• What is asked:
Take the material below and retype it in full; pictures are left out.

Start

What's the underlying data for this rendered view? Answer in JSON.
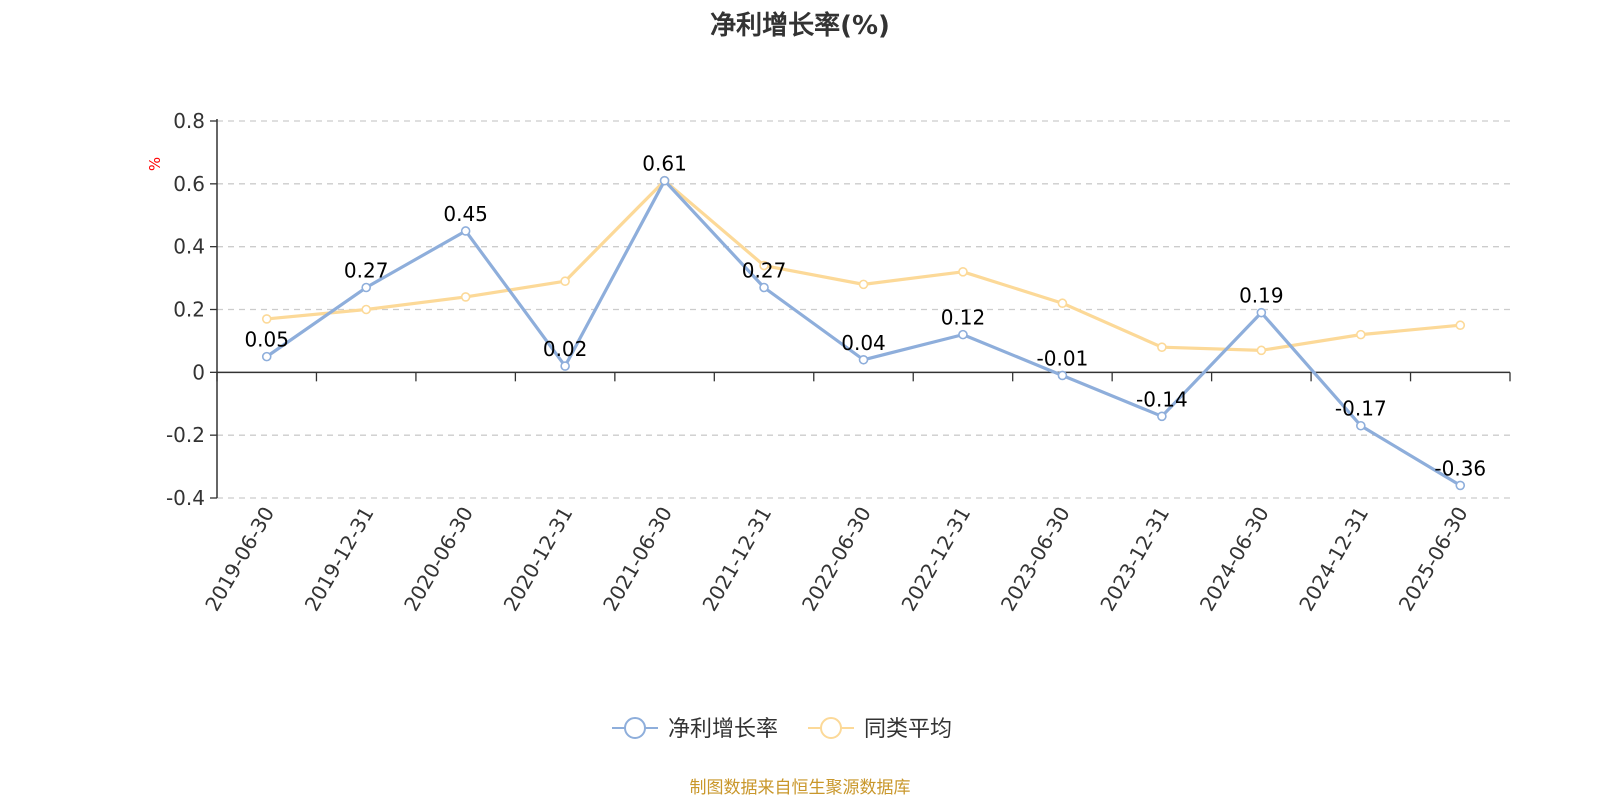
{
  "chart_data": {
    "type": "line",
    "title": "净利增长率(%)",
    "ylabel": "%",
    "categories": [
      "2019-06-30",
      "2019-12-31",
      "2020-06-30",
      "2020-12-31",
      "2021-06-30",
      "2021-12-31",
      "2022-06-30",
      "2022-12-31",
      "2023-06-30",
      "2023-12-31",
      "2024-06-30",
      "2024-12-31",
      "2025-06-30"
    ],
    "series": [
      {
        "name": "净利增长率",
        "color": "#8eaedb",
        "show_labels": true,
        "values": [
          0.05,
          0.27,
          0.45,
          0.02,
          0.61,
          0.27,
          0.04,
          0.12,
          -0.01,
          -0.14,
          0.19,
          -0.17,
          -0.36
        ]
      },
      {
        "name": "同类平均",
        "color": "#fcd998",
        "show_labels": false,
        "values": [
          0.17,
          0.2,
          0.24,
          0.29,
          0.61,
          0.34,
          0.28,
          0.32,
          0.22,
          0.08,
          0.07,
          0.12,
          0.15
        ]
      }
    ],
    "ylim": [
      -0.4,
      0.8
    ],
    "yticks": [
      "0.8",
      "0.6",
      "0.4",
      "0.2",
      "0",
      "-0.2",
      "-0.4"
    ],
    "grid": true,
    "legend": "bottom-center",
    "source": "制图数据来自恒生聚源数据库",
    "source_color": "#c9972b",
    "unit_color": "#ff0000"
  }
}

End

• Written solution:
What's the underlying data for this rendered view? Answer in JSON.
{
  "chart_data": {
    "type": "line",
    "title": "净利增长率(%)",
    "ylabel": "%",
    "categories": [
      "2019-06-30",
      "2019-12-31",
      "2020-06-30",
      "2020-12-31",
      "2021-06-30",
      "2021-12-31",
      "2022-06-30",
      "2022-12-31",
      "2023-06-30",
      "2023-12-31",
      "2024-06-30",
      "2024-12-31",
      "2025-06-30"
    ],
    "series": [
      {
        "name": "净利增长率",
        "color": "#8eaedb",
        "show_labels": true,
        "values": [
          0.05,
          0.27,
          0.45,
          0.02,
          0.61,
          0.27,
          0.04,
          0.12,
          -0.01,
          -0.14,
          0.19,
          -0.17,
          -0.36
        ]
      },
      {
        "name": "同类平均",
        "color": "#fcd998",
        "show_labels": false,
        "values": [
          0.17,
          0.2,
          0.24,
          0.29,
          0.61,
          0.34,
          0.28,
          0.32,
          0.22,
          0.08,
          0.07,
          0.12,
          0.15
        ]
      }
    ],
    "ylim": [
      -0.4,
      0.8
    ],
    "yticks": [
      "0.8",
      "0.6",
      "0.4",
      "0.2",
      "0",
      "-0.2",
      "-0.4"
    ],
    "grid": true,
    "legend": "bottom-center",
    "source": "制图数据来自恒生聚源数据库",
    "source_color": "#c9972b",
    "unit_color": "#ff0000"
  }
}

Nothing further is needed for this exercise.